**EXERCISE DIRECTIONS**
Copy each line of the material below that includes the string "Goods".

....................

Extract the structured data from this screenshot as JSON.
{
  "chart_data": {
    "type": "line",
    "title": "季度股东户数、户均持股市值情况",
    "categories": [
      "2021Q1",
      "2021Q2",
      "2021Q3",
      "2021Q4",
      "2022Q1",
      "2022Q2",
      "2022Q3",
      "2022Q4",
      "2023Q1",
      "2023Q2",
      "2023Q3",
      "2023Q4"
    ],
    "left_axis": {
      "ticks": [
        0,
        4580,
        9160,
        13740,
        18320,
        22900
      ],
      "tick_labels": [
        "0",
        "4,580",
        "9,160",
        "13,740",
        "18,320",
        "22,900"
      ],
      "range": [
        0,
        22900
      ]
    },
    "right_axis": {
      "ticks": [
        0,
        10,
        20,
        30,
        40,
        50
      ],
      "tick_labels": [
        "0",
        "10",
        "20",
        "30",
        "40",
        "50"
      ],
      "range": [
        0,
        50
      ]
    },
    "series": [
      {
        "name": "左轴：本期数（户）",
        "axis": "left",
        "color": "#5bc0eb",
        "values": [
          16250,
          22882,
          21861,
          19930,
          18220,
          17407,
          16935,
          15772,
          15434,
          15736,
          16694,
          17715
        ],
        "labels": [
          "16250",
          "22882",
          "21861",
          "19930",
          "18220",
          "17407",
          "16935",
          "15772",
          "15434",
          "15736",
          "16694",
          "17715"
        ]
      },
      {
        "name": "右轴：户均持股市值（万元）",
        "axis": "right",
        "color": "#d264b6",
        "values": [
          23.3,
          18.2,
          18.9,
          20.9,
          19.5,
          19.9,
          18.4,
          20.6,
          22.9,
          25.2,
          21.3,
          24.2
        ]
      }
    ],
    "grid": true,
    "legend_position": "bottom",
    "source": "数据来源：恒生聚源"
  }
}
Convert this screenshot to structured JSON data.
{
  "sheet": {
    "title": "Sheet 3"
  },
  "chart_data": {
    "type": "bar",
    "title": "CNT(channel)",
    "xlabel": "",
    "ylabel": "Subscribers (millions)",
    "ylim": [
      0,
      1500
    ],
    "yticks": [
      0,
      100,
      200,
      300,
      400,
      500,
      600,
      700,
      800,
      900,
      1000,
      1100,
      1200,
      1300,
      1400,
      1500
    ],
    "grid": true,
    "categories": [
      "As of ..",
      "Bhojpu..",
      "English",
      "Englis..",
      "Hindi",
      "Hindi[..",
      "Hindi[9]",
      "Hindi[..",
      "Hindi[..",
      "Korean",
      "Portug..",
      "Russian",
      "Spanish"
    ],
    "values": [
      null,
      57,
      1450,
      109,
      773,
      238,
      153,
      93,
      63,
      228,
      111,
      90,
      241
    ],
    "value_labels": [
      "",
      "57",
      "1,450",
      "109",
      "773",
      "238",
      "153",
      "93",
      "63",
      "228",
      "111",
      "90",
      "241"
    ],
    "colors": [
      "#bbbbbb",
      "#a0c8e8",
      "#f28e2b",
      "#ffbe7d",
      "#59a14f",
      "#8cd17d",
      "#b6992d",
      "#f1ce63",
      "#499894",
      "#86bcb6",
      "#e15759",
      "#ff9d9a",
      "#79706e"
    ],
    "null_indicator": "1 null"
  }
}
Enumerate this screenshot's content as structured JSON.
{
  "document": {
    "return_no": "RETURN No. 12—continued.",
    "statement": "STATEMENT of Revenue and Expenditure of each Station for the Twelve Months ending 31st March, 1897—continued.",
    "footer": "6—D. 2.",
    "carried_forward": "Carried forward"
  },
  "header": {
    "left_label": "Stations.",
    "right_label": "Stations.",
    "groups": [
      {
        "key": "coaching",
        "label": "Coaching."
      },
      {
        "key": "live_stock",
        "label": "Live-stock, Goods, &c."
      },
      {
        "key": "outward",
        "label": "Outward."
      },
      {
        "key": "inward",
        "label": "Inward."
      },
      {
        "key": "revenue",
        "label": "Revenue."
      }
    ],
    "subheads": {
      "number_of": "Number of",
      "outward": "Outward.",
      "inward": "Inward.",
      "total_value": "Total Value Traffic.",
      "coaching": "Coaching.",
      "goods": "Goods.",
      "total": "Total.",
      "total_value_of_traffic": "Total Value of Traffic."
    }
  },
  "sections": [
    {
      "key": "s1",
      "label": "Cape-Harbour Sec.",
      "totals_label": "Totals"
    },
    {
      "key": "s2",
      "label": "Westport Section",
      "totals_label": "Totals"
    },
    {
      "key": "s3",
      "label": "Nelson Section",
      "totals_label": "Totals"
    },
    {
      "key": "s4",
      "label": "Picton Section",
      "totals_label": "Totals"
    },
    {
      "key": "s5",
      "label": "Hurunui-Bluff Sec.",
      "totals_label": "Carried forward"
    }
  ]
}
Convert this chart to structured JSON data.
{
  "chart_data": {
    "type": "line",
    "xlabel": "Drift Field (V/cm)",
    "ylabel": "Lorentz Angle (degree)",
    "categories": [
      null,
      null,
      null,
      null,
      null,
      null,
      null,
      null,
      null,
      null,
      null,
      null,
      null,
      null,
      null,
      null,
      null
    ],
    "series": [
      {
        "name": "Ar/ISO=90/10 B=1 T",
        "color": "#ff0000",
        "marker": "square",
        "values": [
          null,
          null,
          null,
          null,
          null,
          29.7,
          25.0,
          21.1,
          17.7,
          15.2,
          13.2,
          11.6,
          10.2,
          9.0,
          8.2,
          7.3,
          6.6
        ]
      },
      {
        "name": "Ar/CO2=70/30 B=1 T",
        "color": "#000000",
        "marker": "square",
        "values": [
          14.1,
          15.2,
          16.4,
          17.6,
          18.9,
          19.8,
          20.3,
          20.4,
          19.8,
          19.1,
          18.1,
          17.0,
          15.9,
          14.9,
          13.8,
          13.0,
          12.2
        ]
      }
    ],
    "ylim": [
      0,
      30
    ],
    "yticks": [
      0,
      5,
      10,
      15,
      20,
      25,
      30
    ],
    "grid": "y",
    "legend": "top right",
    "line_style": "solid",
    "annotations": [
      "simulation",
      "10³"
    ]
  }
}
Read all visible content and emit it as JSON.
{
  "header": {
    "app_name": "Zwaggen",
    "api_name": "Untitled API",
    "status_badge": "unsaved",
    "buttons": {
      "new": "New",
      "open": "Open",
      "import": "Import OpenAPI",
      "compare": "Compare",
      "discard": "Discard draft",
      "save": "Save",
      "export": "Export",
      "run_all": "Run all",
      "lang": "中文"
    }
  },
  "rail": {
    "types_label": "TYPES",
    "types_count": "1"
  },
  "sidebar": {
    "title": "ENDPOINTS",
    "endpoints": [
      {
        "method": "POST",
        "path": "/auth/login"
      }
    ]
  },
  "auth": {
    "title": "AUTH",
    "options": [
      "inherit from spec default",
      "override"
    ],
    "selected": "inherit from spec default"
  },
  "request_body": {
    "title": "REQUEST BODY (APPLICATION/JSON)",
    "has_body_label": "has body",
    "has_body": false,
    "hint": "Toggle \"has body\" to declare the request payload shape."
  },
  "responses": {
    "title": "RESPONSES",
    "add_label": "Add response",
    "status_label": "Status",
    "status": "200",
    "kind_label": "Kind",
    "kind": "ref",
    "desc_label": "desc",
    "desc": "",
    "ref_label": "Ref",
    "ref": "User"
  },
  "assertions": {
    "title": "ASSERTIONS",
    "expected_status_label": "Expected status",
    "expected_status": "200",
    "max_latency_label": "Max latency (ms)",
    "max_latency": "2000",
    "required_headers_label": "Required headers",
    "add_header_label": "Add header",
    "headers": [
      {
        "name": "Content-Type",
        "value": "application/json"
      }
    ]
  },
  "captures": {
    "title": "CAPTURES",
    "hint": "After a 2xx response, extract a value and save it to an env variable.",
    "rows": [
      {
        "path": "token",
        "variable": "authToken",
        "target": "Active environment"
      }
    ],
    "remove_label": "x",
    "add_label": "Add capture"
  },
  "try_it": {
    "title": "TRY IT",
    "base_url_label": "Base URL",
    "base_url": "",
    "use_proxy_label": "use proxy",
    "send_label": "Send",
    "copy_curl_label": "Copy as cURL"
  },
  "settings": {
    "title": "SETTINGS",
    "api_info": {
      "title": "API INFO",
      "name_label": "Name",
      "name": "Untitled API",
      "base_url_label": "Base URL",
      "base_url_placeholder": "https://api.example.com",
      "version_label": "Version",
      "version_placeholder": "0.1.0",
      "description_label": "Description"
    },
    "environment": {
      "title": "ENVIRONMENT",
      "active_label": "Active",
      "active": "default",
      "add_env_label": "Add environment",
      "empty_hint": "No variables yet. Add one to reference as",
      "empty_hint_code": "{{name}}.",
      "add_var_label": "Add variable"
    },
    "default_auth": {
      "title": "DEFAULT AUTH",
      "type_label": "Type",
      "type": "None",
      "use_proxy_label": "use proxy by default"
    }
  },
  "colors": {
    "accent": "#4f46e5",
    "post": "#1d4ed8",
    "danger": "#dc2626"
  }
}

....................

**REPLY TO THE TASK**
        "label": "Live-stock, Goods, &c."
      "goods": "Goods.",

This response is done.